Task instructions: Scan the data for "title" and copy the lines it appears in.

Input:
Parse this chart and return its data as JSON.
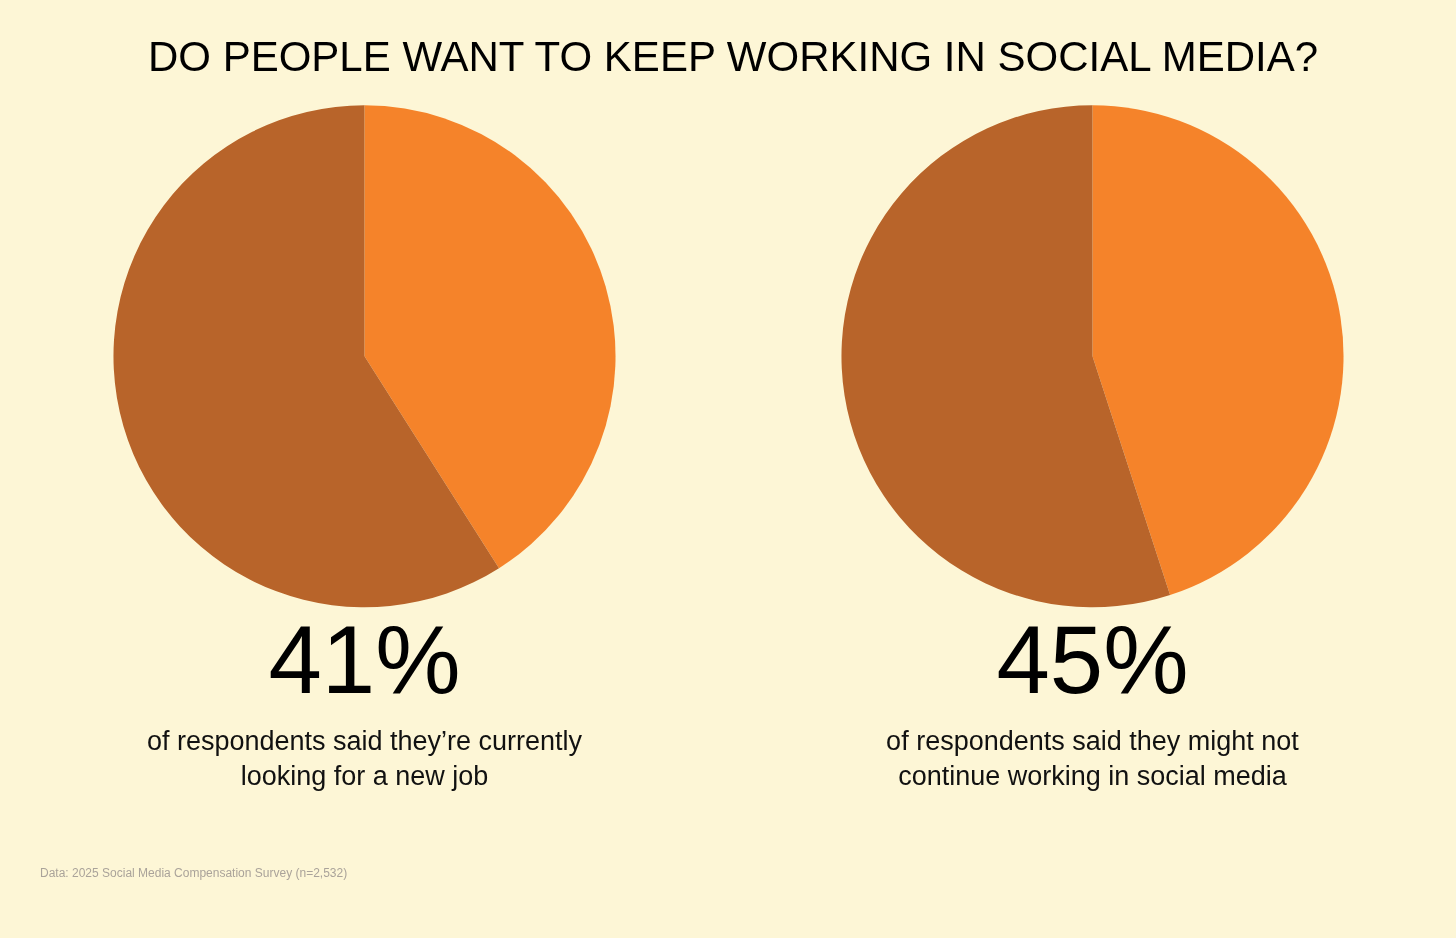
{
  "chart_data": [
    {
      "type": "pie",
      "title": "DO PEOPLE WANT TO KEEP WORKING IN SOCIAL MEDIA?",
      "categories": [
        null,
        null
      ],
      "values": [
        41,
        59
      ],
      "colors": [
        "#f5832a",
        "#b8642a"
      ],
      "annotations": [
        "41%",
        "of respondents said they’re currently looking for a new job",
        "Data: 2025 Social Media Compensation Survey (n=2,532)"
      ],
      "legend": false
    },
    {
      "type": "pie",
      "categories": [
        null,
        null
      ],
      "values": [
        45,
        55
      ],
      "colors": [
        "#f5832a",
        "#b8642a"
      ],
      "annotations": [
        "45%",
        "of respondents said they might not continue working in social media"
      ],
      "legend": false
    }
  ]
}
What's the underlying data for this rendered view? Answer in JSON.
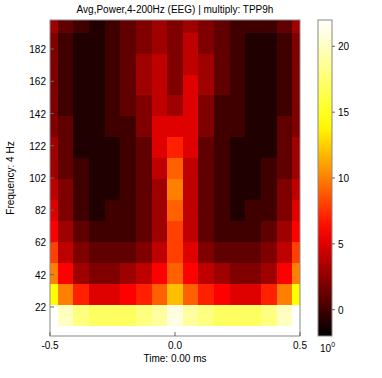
{
  "chart_data": {
    "type": "heatmap",
    "title": "Avg,Power,4-200Hz (EEG) | multiply: TPP9h",
    "x_label": "Time: 0.00 ms",
    "y_label": "Frequency: 4 Hz",
    "x": [
      -0.5,
      -0.4375,
      -0.375,
      -0.3125,
      -0.25,
      -0.1875,
      -0.125,
      -0.0625,
      0,
      0.0625,
      0.125,
      0.1875,
      0.25,
      0.3125,
      0.375,
      0.4375,
      0.5
    ],
    "y": [
      4,
      17,
      30,
      43,
      56,
      69,
      82,
      95,
      108,
      121,
      134,
      147,
      160,
      173,
      186,
      199
    ],
    "values": [
      [
        24,
        25,
        26,
        26,
        26,
        26,
        26,
        26,
        26,
        26,
        26,
        26,
        26,
        26,
        26,
        25,
        24
      ],
      [
        22,
        20,
        18,
        17,
        17,
        17,
        18,
        19,
        21,
        19,
        18,
        17,
        17,
        17,
        18,
        20,
        22
      ],
      [
        14,
        10,
        7,
        5,
        5,
        6,
        7,
        9,
        12,
        9,
        7,
        6,
        5,
        5,
        7,
        10,
        14
      ],
      [
        10,
        6,
        3,
        2,
        2,
        3,
        4,
        6,
        9,
        6,
        4,
        3,
        2,
        2,
        3,
        6,
        10
      ],
      [
        8,
        4,
        2,
        1,
        1,
        1,
        2,
        4,
        8,
        5,
        2,
        1,
        1,
        1,
        2,
        4,
        8
      ],
      [
        6,
        3,
        1,
        0,
        0,
        0,
        1,
        3,
        8,
        4,
        1,
        0,
        0,
        0,
        1,
        3,
        6
      ],
      [
        5,
        2,
        0,
        -1,
        0,
        0,
        1,
        3,
        9,
        4,
        1,
        0,
        -1,
        0,
        0,
        2,
        5
      ],
      [
        4,
        2,
        0,
        -1,
        -1,
        0,
        1,
        3,
        10,
        4,
        1,
        0,
        -1,
        -1,
        0,
        2,
        4
      ],
      [
        3,
        1,
        0,
        -1,
        -1,
        0,
        1,
        4,
        9,
        4,
        1,
        0,
        -1,
        -1,
        0,
        1,
        3
      ],
      [
        3,
        1,
        -1,
        -1,
        -1,
        0,
        1,
        5,
        7,
        5,
        1,
        0,
        -1,
        -1,
        -1,
        1,
        3
      ],
      [
        2,
        1,
        -1,
        -1,
        0,
        0,
        2,
        5,
        5,
        5,
        2,
        0,
        0,
        -1,
        -1,
        1,
        2
      ],
      [
        2,
        0,
        -1,
        -1,
        0,
        1,
        2,
        4,
        3,
        5,
        2,
        0,
        0,
        -1,
        -1,
        0,
        2
      ],
      [
        2,
        0,
        -1,
        -1,
        0,
        1,
        3,
        4,
        2,
        5,
        3,
        1,
        0,
        -1,
        -1,
        0,
        2
      ],
      [
        2,
        0,
        -1,
        -1,
        0,
        1,
        3,
        4,
        2,
        4,
        3,
        1,
        0,
        -1,
        -1,
        0,
        2
      ],
      [
        2,
        0,
        -1,
        -1,
        0,
        1,
        2,
        3,
        2,
        4,
        2,
        1,
        0,
        -1,
        -1,
        0,
        2
      ],
      [
        3,
        1,
        0,
        -1,
        0,
        1,
        2,
        3,
        2,
        3,
        2,
        1,
        0,
        0,
        0,
        1,
        3
      ]
    ],
    "xlim": [
      -0.5,
      0.5
    ],
    "ylim": [
      4,
      200
    ],
    "xticks": [
      -0.5,
      {
        "value": 0,
        "label": "0.0"
      },
      0.5
    ],
    "yticks": [
      22,
      42,
      62,
      82,
      102,
      122,
      142,
      162,
      182
    ],
    "colorbar": {
      "range": [
        -2,
        22
      ],
      "ticks": [
        0,
        5,
        10,
        15,
        20
      ],
      "scale_label": {
        "base": "10",
        "exponent": "0"
      }
    }
  }
}
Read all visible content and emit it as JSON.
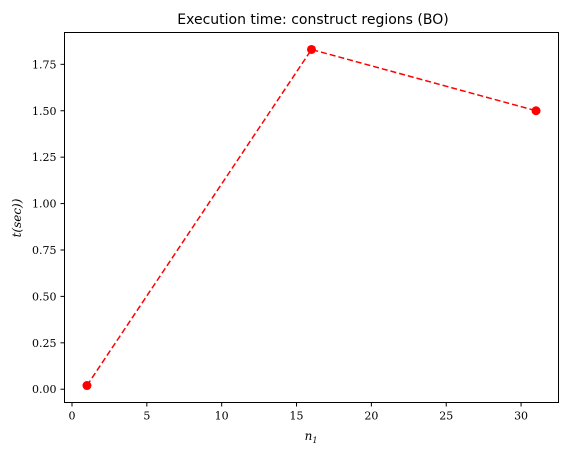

Solution for this problem:
      "title": "DO PEOPLE WANT TO KEEP WORKING IN SOCIAL MEDIA?",
    "title": "Avg,Power,4-200Hz (EEG) | multiply: TPP9h",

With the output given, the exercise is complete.